● Task to complete
Each line below must be set down exactly; omit any image you find.

--- Start Stored rows ---

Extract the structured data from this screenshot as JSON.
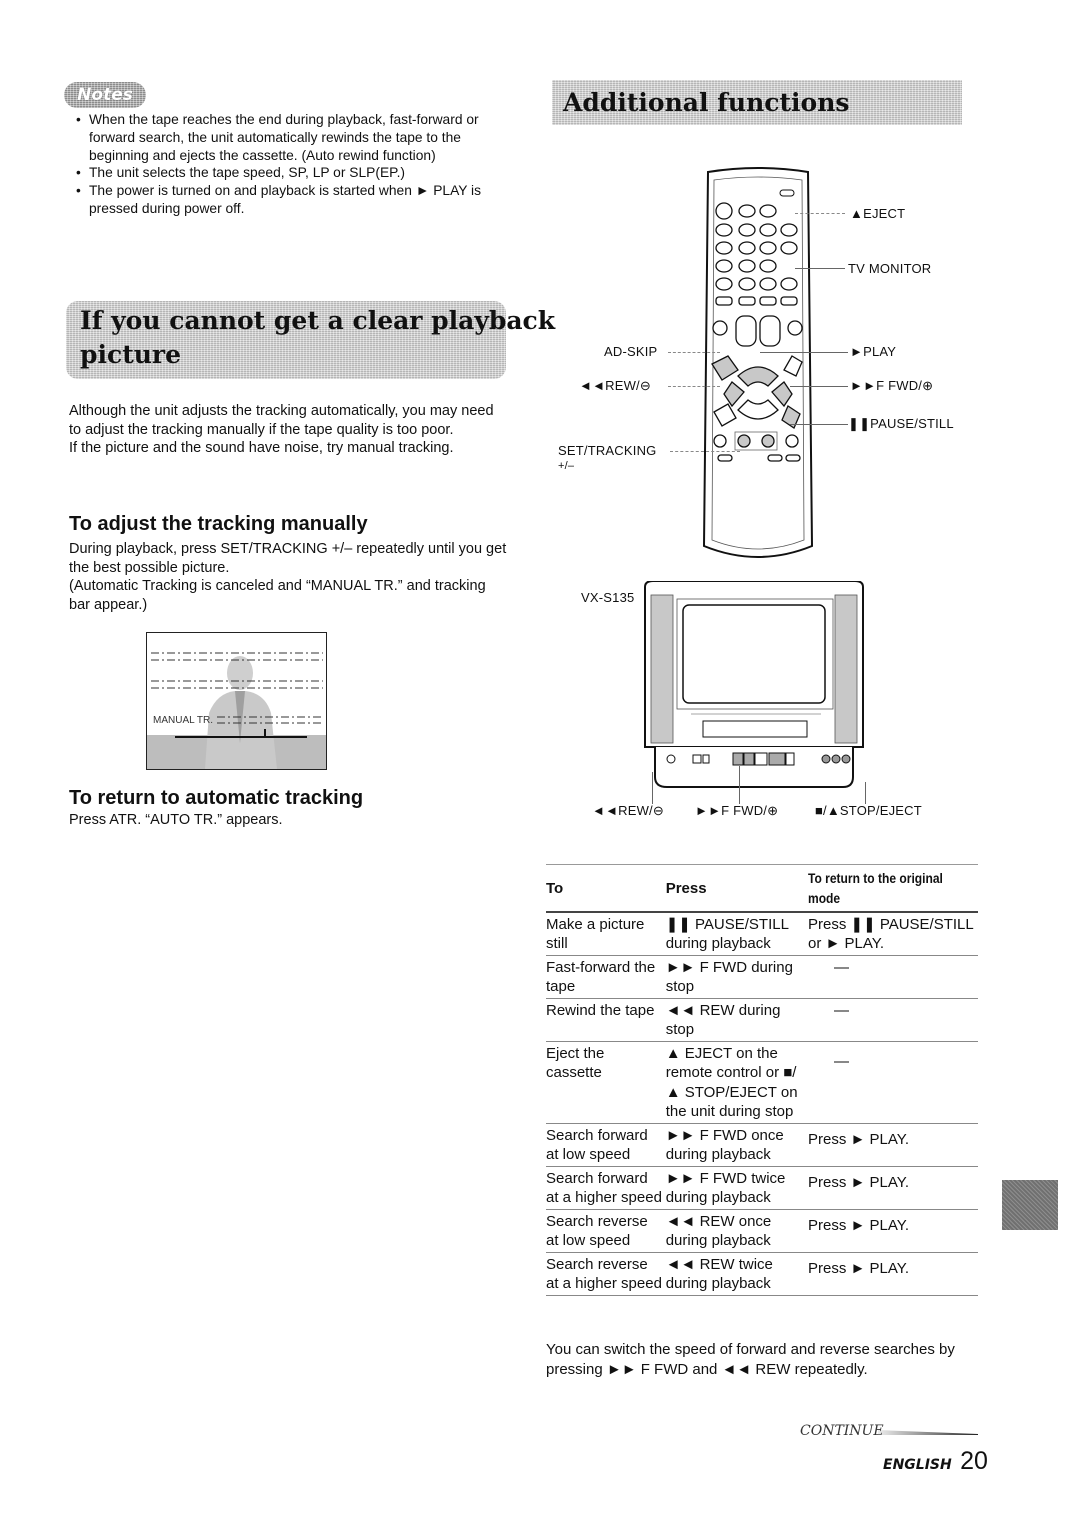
{
  "notes": {
    "badge": "Notes",
    "items": [
      "When the tape reaches the end during playback, fast-forward or forward search, the unit automatically rewinds the tape to the beginning and ejects the cassette. (Auto rewind function)",
      "The unit selects the tape speed, SP, LP or SLP(EP.)",
      "The power is turned on and playback is started when ► PLAY is pressed during power off."
    ]
  },
  "clear_playback": {
    "heading_line1": "If you cannot get a clear playback",
    "heading_line2": "picture",
    "intro": "Although the unit adjusts the tracking automatically, you may need to adjust the tracking manually if the tape quality is too poor.",
    "intro2": "If the picture and the sound have noise, try manual tracking."
  },
  "manual_tracking": {
    "heading": "To adjust the tracking manually",
    "text1": "During playback, press SET/TRACKING +/– repeatedly until you get the best possible picture.",
    "text2": "(Automatic Tracking is canceled and “MANUAL TR.” and tracking bar appear.)",
    "screen_label": "MANUAL TR."
  },
  "auto_tracking": {
    "heading": "To return to automatic tracking",
    "text": "Press ATR.  “AUTO TR.” appears."
  },
  "additional": {
    "heading": "Additional functions",
    "remote_labels": {
      "eject": "▲EJECT",
      "tv_monitor": "TV MONITOR",
      "ad_skip": "AD-SKIP",
      "play": "►PLAY",
      "rew": "◄◄REW/⊖",
      "ffwd": "►►F FWD/⊕",
      "pause": "❚❚PAUSE/STILL",
      "set_tracking": "SET/TRACKING",
      "set_tracking_sub": "+/–"
    },
    "unit_model": "VX-S135",
    "unit_labels": {
      "rew": "◄◄REW/⊖",
      "ffwd": "►►F FWD/⊕",
      "stop_eject": "■/▲STOP/EJECT"
    }
  },
  "table": {
    "headers": [
      "To",
      "Press",
      "To return to the original mode"
    ],
    "rows": [
      {
        "to": "Make a picture still",
        "press": "❚❚ PAUSE/STILL during playback",
        "ret": "Press ❚❚ PAUSE/STILL or ► PLAY."
      },
      {
        "to": "Fast-forward the tape",
        "press": "►► F FWD during stop",
        "ret": "—"
      },
      {
        "to": "Rewind the tape",
        "press": "◄◄ REW during stop",
        "ret": "—"
      },
      {
        "to": "Eject the cassette",
        "press": "▲ EJECT on the remote control or ■/▲ STOP/EJECT on the unit during stop",
        "ret": "—"
      },
      {
        "to": "Search forward at low speed",
        "press": "►► F FWD once during playback",
        "ret": "Press ► PLAY."
      },
      {
        "to": "Search forward at a higher speed",
        "press": "►► F FWD twice during playback",
        "ret": "Press ► PLAY."
      },
      {
        "to": "Search reverse at low speed",
        "press": "◄◄ REW once during playback",
        "ret": "Press ► PLAY."
      },
      {
        "to": "Search reverse at a higher speed",
        "press": "◄◄ REW twice during playback",
        "ret": "Press ► PLAY."
      }
    ],
    "footnote": "You can switch the speed of forward and reverse searches by pressing ►► F FWD and ◄◄ REW repeatedly."
  },
  "footer": {
    "continue": "CONTINUE",
    "language": "ENGLISH",
    "page_number": "20"
  }
}
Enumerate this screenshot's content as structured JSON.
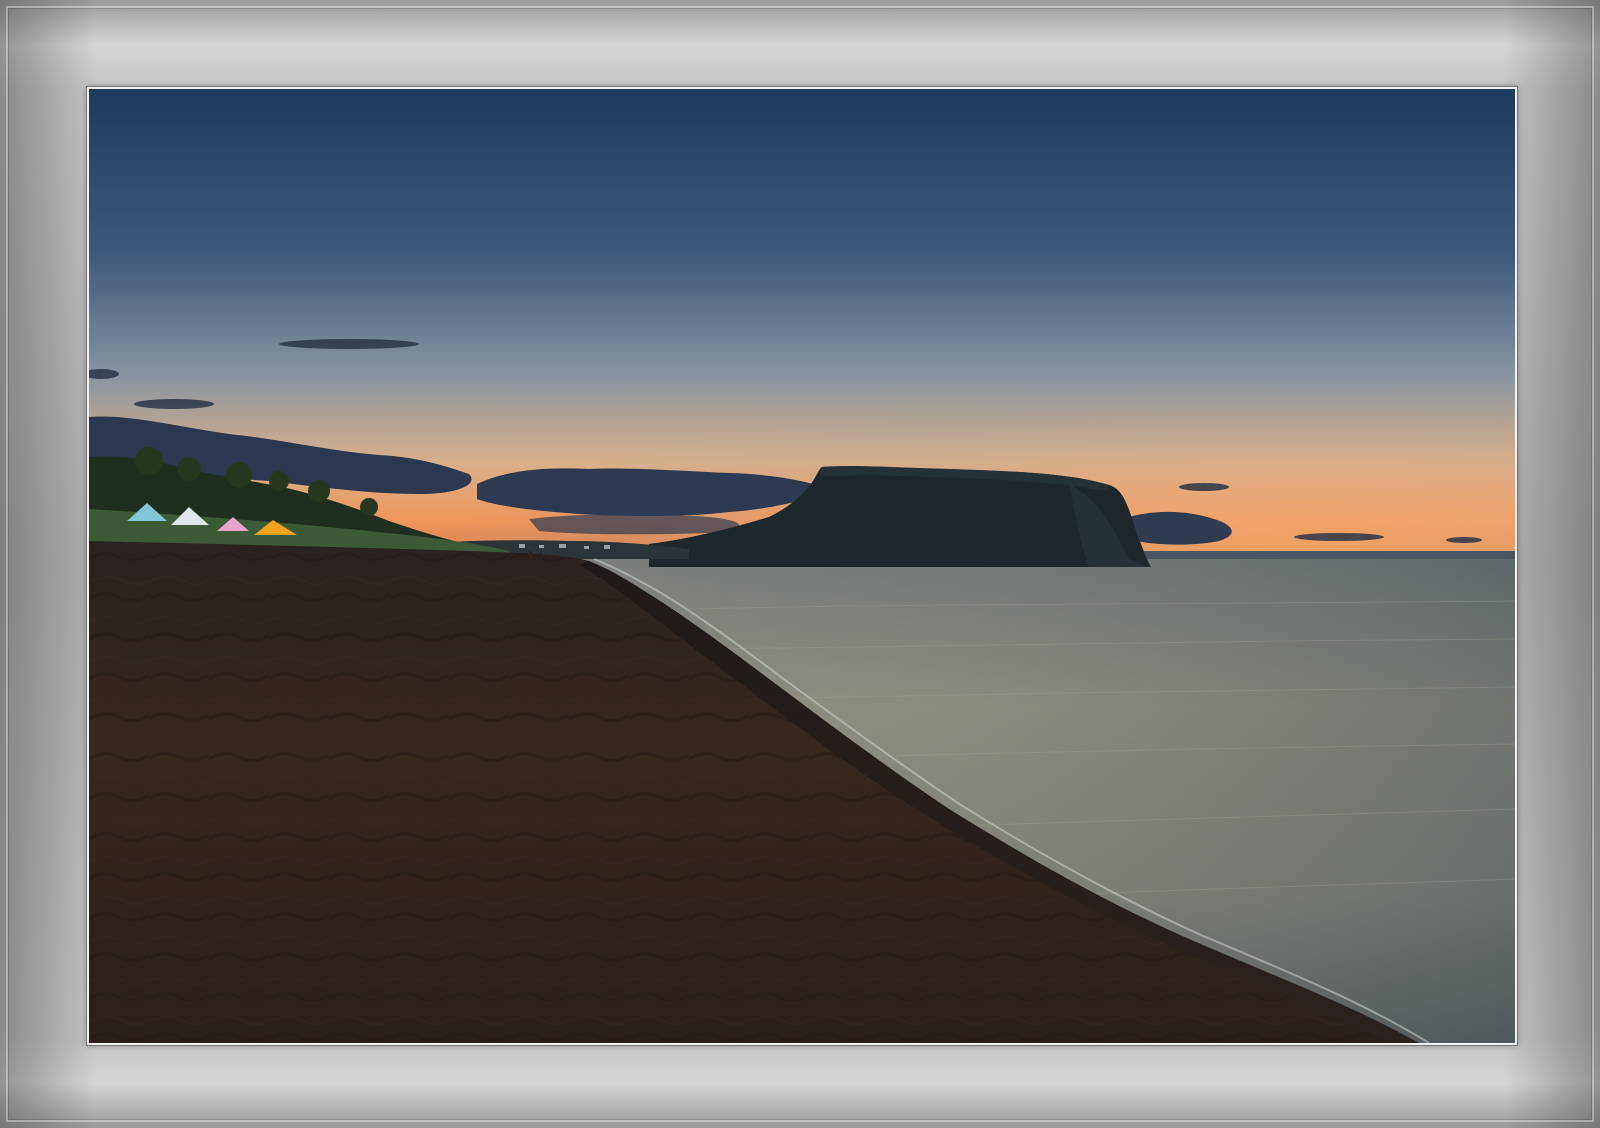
{
  "scene": {
    "subject": "beach-sunset-with-headland",
    "colors": {
      "sky_top": "#1f3b5e",
      "sky_mid": "#4d6584",
      "sky_low": "#9aa1a8",
      "horizon_glow": "#f0a060",
      "horizon_orange": "#e88a4a",
      "sea": "#8e8f86",
      "sea_dark": "#55605f",
      "sand": "#2e2320",
      "sand_dark": "#1f1816",
      "headland": "#1f2a2f",
      "grass": "#2f4a2c",
      "tent_blue": "#7fc7d8",
      "tent_white": "#dfe6ec",
      "tent_pink": "#e7a6c9",
      "tent_orange": "#f2a21c",
      "frame": "#b8b8b8"
    },
    "icons": [
      "tent-icon",
      "headland-icon",
      "cloud-icon"
    ]
  }
}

--- End Stored rows ---

● Expected answer
Extract the structured data from this screenshot as JSON.
{
  "notes": {
    "badge": "Notes",
    "items": [
      "When the tape reaches the end during playback, fast-forward or forward search, the unit automatically rewinds the tape to the beginning and ejects the cassette. (Auto rewind function)",
      "The unit selects the tape speed, SP, LP or SLP(EP.)",
      "The power is turned on and playback is started when ► PLAY is pressed during power off."
    ]
  },
  "clear_playback": {
    "heading_line1": "If you cannot get a clear playback",
    "heading_line2": "picture",
    "intro": "Although the unit adjusts the tracking automatically, you may need to adjust the tracking manually if the tape quality is too poor.",
    "intro2": "If the picture and the sound have noise, try manual tracking."
  },
  "manual_tracking": {
    "heading": "To adjust the tracking manually",
    "text1": "During playback, press SET/TRACKING +/– repeatedly until you get the best possible picture.",
    "text2": "(Automatic Tracking is canceled and “MANUAL TR.” and tracking bar appear.)",
    "screen_label": "MANUAL TR."
  },
  "auto_tracking": {
    "heading": "To return to automatic tracking",
    "text": "Press ATR.  “AUTO TR.” appears."
  },
  "additional": {
    "heading": "Additional functions",
    "remote_labels": {
      "eject": "▲EJECT",
      "tv_monitor": "TV MONITOR",
      "ad_skip": "AD-SKIP",
      "play": "►PLAY",
      "rew": "◄◄REW/⊖",
      "ffwd": "►►F FWD/⊕",
      "pause": "❚❚PAUSE/STILL",
      "set_tracking": "SET/TRACKING",
      "set_tracking_sub": "+/–"
    },
    "unit_model": "VX-S135",
    "unit_labels": {
      "rew": "◄◄REW/⊖",
      "ffwd": "►►F FWD/⊕",
      "stop_eject": "■/▲STOP/EJECT"
    }
  },
  "table": {
    "headers": [
      "To",
      "Press",
      "To return to the original mode"
    ],
    "rows": [
      {
        "to": "Make a picture still",
        "press": "❚❚ PAUSE/STILL during playback",
        "ret": "Press ❚❚ PAUSE/STILL or ► PLAY."
      },
      {
        "to": "Fast-forward the tape",
        "press": "►► F FWD during stop",
        "ret": "—"
      },
      {
        "to": "Rewind the tape",
        "press": "◄◄ REW during stop",
        "ret": "—"
      },
      {
        "to": "Eject the cassette",
        "press": "▲ EJECT on the remote control or ■/▲ STOP/EJECT on the unit during stop",
        "ret": "—"
      },
      {
        "to": "Search forward at low speed",
        "press": "►► F FWD once during playback",
        "ret": "Press ► PLAY."
      },
      {
        "to": "Search forward at a higher speed",
        "press": "►► F FWD twice during playback",
        "ret": "Press ► PLAY."
      },
      {
        "to": "Search reverse at low speed",
        "press": "◄◄ REW once during playback",
        "ret": "Press ► PLAY."
      },
      {
        "to": "Search reverse at a higher speed",
        "press": "◄◄ REW twice during playback",
        "ret": "Press ► PLAY."
      }
    ],
    "footnote": "You can switch the speed of forward and reverse searches by pressing ►► F FWD and ◄◄ REW repeatedly."
  },
  "footer": {
    "continue": "CONTINUE",
    "language": "ENGLISH",
    "page_number": "20"
  }
}
Enumerate this screenshot's content as structured JSON.
{
  "scene": {
    "subject": "beach-sunset-with-headland",
    "colors": {
      "sky_top": "#1f3b5e",
      "sky_mid": "#4d6584",
      "sky_low": "#9aa1a8",
      "horizon_glow": "#f0a060",
      "horizon_orange": "#e88a4a",
      "sea": "#8e8f86",
      "sea_dark": "#55605f",
      "sand": "#2e2320",
      "sand_dark": "#1f1816",
      "headland": "#1f2a2f",
      "grass": "#2f4a2c",
      "tent_blue": "#7fc7d8",
      "tent_white": "#dfe6ec",
      "tent_pink": "#e7a6c9",
      "tent_orange": "#f2a21c",
      "frame": "#b8b8b8"
    },
    "icons": [
      "tent-icon",
      "headland-icon",
      "cloud-icon"
    ]
  }
}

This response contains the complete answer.